== Problem requirements ==
In the entries below, count every line with the string "income". State the count and nothing else.

Rows from a figure dataset
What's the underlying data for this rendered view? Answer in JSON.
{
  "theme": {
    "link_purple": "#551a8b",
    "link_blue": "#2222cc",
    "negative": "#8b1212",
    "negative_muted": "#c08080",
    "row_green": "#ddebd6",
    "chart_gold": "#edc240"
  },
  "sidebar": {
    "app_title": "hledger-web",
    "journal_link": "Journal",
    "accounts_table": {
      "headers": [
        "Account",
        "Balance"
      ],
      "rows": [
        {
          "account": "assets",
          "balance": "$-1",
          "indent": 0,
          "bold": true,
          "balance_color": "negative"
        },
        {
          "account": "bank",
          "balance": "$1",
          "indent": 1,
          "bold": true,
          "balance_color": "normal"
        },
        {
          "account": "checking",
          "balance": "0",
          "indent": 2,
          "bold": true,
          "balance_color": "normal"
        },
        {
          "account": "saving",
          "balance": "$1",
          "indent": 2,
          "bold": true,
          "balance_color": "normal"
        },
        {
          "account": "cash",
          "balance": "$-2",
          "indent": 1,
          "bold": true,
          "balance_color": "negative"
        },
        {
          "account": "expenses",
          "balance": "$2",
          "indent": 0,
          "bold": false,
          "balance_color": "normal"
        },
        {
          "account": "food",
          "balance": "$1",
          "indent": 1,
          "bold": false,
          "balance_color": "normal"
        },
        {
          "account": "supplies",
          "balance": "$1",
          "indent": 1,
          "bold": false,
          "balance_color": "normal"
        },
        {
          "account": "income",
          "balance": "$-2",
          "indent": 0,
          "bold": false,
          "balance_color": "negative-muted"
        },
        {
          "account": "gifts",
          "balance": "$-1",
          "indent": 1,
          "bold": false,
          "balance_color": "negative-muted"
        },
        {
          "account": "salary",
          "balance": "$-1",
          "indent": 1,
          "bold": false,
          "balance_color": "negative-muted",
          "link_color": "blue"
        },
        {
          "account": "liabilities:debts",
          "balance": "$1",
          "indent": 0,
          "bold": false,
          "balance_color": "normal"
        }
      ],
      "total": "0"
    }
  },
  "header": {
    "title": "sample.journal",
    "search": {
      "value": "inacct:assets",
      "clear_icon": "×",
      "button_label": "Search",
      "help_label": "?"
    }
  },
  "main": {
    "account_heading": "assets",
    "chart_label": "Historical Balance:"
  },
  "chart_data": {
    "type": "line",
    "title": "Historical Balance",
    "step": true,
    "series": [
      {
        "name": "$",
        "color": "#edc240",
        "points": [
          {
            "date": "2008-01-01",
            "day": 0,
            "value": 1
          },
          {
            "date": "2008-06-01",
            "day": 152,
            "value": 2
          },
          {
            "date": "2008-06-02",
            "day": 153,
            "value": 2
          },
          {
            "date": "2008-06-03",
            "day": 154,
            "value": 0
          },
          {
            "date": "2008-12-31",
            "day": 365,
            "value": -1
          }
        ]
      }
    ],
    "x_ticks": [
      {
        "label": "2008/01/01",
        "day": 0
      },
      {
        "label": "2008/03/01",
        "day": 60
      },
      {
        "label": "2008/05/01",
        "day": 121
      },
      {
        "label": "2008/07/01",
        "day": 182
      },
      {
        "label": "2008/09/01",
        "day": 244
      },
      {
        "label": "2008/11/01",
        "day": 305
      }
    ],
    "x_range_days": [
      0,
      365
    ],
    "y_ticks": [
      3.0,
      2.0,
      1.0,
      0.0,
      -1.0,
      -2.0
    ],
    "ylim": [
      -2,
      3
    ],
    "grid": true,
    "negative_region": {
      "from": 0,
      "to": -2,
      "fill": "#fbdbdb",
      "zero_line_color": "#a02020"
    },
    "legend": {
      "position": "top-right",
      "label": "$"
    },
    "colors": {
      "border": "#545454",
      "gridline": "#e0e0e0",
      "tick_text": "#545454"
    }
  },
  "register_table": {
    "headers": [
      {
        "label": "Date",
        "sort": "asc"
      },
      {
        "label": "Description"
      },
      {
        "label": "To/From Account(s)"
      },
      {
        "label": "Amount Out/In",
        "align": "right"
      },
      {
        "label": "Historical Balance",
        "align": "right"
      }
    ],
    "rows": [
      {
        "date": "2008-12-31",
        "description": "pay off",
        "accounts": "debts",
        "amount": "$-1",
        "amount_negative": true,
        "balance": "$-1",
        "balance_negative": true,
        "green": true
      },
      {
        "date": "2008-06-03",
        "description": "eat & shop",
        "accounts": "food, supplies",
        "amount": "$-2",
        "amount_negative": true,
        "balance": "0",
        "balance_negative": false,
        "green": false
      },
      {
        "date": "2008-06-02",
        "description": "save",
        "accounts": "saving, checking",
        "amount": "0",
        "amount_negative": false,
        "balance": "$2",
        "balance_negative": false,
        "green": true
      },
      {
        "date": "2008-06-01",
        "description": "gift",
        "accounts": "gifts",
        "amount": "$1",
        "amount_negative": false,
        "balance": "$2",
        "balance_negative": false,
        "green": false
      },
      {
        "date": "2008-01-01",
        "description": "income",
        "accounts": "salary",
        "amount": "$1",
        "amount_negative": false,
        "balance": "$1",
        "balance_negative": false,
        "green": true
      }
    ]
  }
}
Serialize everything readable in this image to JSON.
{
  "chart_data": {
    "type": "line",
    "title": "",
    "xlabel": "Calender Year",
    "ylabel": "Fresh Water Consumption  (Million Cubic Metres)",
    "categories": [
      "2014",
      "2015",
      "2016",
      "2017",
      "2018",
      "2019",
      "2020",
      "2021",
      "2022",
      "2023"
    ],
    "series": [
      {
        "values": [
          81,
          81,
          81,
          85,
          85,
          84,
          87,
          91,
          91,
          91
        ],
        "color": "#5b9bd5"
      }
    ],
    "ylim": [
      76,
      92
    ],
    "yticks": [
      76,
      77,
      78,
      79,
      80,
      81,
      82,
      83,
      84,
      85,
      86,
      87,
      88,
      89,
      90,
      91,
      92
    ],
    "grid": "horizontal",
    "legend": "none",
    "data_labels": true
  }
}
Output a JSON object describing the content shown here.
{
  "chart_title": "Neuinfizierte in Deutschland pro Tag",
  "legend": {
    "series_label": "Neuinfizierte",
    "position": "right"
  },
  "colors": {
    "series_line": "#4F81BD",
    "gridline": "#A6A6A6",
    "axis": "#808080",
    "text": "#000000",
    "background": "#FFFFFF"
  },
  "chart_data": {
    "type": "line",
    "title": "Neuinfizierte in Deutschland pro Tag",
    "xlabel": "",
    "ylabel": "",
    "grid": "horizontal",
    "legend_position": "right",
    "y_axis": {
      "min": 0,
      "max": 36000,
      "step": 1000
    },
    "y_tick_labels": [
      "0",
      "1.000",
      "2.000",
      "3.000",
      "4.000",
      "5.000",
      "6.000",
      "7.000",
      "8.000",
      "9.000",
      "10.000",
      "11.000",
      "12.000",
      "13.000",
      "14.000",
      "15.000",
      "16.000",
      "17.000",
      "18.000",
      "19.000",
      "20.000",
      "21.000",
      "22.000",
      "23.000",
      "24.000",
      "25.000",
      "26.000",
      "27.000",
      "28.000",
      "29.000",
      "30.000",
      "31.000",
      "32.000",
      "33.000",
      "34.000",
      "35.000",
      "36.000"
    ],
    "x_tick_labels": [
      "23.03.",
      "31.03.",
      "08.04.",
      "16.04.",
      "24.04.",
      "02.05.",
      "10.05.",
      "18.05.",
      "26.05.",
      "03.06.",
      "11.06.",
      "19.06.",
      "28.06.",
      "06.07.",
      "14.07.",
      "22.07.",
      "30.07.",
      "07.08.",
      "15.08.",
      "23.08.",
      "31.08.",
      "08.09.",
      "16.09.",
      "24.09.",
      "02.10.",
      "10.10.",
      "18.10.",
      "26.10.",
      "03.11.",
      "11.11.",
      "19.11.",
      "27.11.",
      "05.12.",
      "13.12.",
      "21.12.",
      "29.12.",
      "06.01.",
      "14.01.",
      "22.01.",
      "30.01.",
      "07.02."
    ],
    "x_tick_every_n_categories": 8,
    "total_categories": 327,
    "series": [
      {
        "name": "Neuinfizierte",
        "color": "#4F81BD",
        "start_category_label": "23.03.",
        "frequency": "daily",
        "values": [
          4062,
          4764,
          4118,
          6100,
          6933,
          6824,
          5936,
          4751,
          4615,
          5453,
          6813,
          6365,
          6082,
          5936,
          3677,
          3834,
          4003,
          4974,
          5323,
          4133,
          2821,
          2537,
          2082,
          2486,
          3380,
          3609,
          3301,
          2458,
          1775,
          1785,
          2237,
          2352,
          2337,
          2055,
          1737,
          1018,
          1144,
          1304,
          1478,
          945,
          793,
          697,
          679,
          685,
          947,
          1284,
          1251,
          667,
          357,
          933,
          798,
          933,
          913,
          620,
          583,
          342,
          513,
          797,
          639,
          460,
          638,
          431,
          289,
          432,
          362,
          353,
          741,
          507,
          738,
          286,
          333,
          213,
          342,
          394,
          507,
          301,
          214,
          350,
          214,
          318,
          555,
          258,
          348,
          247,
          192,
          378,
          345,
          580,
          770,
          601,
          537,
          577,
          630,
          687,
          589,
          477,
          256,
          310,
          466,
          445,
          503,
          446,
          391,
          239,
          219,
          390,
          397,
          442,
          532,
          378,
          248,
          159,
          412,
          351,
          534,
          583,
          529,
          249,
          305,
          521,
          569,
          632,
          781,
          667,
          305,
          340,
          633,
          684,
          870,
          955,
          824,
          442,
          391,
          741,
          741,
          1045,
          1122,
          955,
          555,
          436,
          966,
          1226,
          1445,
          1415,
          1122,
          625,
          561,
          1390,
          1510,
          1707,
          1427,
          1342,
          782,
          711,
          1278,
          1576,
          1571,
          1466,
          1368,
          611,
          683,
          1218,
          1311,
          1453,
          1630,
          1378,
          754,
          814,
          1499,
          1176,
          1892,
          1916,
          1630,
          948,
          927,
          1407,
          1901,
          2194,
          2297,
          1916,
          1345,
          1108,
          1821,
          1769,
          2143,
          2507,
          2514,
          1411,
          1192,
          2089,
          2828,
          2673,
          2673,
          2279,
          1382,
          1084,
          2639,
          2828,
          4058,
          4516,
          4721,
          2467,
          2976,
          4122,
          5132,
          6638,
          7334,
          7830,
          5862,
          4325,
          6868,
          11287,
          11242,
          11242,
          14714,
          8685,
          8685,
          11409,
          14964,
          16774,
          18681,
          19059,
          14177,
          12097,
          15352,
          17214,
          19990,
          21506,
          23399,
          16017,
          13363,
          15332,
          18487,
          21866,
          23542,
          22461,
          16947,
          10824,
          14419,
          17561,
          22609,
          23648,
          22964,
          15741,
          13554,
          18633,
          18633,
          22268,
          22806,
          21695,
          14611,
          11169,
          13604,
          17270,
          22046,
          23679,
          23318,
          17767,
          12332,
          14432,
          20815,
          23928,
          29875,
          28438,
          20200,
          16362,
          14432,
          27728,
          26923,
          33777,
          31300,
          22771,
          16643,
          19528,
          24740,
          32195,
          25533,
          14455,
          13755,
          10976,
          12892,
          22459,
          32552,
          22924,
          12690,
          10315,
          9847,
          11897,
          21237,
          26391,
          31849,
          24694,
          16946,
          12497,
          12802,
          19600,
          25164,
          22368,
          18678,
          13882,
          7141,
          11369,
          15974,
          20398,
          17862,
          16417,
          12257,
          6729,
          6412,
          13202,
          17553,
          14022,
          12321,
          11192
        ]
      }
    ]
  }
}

== Solution to the problem ==
2